### WORK INSTRUCTIONS:
Collect every line of the records below that contains the word "JSON".

(Stored items from a collection)
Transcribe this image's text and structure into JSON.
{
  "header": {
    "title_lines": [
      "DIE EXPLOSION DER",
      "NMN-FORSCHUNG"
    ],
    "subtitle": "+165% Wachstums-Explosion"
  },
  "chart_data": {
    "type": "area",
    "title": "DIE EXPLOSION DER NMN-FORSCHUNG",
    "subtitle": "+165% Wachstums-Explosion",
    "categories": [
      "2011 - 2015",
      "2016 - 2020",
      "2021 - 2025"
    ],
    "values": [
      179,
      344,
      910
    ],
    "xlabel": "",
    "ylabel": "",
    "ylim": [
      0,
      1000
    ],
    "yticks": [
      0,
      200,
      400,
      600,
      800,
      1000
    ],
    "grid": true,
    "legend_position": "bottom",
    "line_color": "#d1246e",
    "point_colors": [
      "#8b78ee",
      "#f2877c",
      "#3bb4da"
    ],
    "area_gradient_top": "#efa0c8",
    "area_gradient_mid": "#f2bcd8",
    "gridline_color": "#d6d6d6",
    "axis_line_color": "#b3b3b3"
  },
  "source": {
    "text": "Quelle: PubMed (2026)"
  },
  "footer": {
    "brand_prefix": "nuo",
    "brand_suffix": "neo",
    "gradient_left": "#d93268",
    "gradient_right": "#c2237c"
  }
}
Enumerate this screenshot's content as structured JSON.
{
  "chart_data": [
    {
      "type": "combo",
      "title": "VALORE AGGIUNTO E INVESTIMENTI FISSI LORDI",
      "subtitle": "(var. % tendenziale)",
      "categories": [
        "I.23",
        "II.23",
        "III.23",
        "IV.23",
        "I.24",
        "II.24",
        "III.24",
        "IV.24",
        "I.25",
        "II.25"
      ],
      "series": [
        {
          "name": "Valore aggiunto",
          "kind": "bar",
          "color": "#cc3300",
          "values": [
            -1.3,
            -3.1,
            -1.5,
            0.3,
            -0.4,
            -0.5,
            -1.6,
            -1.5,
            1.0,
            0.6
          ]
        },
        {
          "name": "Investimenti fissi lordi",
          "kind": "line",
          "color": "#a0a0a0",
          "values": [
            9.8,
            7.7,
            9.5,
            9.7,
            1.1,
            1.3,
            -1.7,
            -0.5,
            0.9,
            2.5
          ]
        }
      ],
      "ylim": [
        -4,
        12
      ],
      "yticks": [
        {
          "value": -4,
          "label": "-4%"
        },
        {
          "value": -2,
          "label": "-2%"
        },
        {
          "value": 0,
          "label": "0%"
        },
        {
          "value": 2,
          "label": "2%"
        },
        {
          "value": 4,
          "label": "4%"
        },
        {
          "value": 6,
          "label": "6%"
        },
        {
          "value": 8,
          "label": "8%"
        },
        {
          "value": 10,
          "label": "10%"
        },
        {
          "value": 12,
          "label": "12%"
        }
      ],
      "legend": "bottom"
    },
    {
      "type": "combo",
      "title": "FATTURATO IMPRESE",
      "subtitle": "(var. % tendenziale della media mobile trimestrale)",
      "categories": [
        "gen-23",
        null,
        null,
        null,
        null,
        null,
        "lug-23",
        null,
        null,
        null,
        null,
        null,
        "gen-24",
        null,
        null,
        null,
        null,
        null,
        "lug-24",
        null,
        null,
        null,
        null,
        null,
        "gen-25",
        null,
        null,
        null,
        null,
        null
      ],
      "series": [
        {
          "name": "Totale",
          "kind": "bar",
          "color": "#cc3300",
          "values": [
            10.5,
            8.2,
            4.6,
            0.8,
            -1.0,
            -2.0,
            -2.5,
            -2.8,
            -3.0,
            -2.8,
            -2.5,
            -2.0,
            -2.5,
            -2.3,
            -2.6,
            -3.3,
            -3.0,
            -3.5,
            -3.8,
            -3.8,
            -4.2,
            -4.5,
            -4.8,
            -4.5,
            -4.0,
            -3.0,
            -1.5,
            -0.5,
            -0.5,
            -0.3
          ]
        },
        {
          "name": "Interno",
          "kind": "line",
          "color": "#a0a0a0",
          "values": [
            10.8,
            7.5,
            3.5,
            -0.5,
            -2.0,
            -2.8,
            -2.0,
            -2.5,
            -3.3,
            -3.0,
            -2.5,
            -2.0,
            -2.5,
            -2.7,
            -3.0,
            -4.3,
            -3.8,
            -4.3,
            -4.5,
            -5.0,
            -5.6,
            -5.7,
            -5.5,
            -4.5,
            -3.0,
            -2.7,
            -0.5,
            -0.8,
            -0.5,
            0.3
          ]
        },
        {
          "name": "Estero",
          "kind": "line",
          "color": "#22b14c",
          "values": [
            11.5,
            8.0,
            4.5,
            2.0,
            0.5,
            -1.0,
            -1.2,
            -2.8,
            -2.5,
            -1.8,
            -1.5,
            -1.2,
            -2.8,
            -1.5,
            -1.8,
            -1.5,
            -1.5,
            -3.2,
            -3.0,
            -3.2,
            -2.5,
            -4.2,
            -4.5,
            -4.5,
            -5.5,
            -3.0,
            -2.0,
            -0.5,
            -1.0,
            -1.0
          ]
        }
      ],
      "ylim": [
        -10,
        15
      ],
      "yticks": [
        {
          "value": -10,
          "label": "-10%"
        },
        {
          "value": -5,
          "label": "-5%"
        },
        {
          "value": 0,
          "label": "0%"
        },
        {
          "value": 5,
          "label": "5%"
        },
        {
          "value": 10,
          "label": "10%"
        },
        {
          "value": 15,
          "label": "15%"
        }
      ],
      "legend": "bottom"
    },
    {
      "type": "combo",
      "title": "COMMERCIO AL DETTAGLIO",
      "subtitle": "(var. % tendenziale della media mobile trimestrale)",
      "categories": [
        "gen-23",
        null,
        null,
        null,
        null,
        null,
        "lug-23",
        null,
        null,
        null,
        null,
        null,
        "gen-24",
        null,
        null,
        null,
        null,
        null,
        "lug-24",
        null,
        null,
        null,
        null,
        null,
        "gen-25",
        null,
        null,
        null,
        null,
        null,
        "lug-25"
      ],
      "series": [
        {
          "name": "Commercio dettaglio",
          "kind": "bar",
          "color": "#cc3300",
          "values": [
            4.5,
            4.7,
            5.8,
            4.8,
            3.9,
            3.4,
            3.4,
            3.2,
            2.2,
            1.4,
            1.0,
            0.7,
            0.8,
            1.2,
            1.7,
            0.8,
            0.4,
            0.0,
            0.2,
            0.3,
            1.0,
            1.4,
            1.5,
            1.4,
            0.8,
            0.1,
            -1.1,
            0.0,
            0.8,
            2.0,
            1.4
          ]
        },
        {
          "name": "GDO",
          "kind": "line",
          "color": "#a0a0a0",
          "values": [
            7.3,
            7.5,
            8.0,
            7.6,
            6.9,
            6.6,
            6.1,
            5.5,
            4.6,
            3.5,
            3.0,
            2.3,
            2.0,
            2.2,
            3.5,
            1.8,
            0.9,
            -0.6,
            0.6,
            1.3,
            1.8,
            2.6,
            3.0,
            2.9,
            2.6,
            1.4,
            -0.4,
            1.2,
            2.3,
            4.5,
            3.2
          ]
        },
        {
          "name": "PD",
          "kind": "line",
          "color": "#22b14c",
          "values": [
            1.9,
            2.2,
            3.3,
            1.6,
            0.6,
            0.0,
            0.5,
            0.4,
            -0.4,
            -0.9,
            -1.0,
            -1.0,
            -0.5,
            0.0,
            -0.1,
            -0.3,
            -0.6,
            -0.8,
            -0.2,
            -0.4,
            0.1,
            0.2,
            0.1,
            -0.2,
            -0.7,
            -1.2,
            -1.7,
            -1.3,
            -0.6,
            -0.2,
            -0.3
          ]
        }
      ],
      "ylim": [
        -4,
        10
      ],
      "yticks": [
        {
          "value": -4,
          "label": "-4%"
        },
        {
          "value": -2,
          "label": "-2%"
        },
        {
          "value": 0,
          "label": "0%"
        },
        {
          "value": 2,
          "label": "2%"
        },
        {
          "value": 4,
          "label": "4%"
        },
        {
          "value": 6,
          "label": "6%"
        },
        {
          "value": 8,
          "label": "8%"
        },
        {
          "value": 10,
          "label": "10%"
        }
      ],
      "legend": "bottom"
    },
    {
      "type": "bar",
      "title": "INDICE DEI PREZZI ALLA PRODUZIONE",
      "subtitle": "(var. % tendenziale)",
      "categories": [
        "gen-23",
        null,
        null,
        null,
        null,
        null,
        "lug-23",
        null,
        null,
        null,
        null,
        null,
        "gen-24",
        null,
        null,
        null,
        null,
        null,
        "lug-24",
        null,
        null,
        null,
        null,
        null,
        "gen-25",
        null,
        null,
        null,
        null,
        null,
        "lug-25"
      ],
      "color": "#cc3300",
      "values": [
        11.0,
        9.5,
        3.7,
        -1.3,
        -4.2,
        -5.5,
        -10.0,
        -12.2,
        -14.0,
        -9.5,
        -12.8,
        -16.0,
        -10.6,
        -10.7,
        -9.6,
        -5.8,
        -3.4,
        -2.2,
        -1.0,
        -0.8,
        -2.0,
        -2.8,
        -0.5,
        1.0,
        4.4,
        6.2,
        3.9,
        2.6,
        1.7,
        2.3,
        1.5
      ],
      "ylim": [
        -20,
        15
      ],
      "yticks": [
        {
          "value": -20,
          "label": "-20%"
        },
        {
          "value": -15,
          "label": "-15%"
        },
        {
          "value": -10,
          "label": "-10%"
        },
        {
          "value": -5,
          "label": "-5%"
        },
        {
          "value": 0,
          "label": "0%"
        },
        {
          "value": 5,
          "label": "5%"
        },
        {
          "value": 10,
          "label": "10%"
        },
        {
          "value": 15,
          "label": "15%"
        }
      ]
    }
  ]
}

### PROBLEM SOLUTION:
Transcribe this image's text and structure into JSON.
Enumerate this screenshot's content as structured JSON.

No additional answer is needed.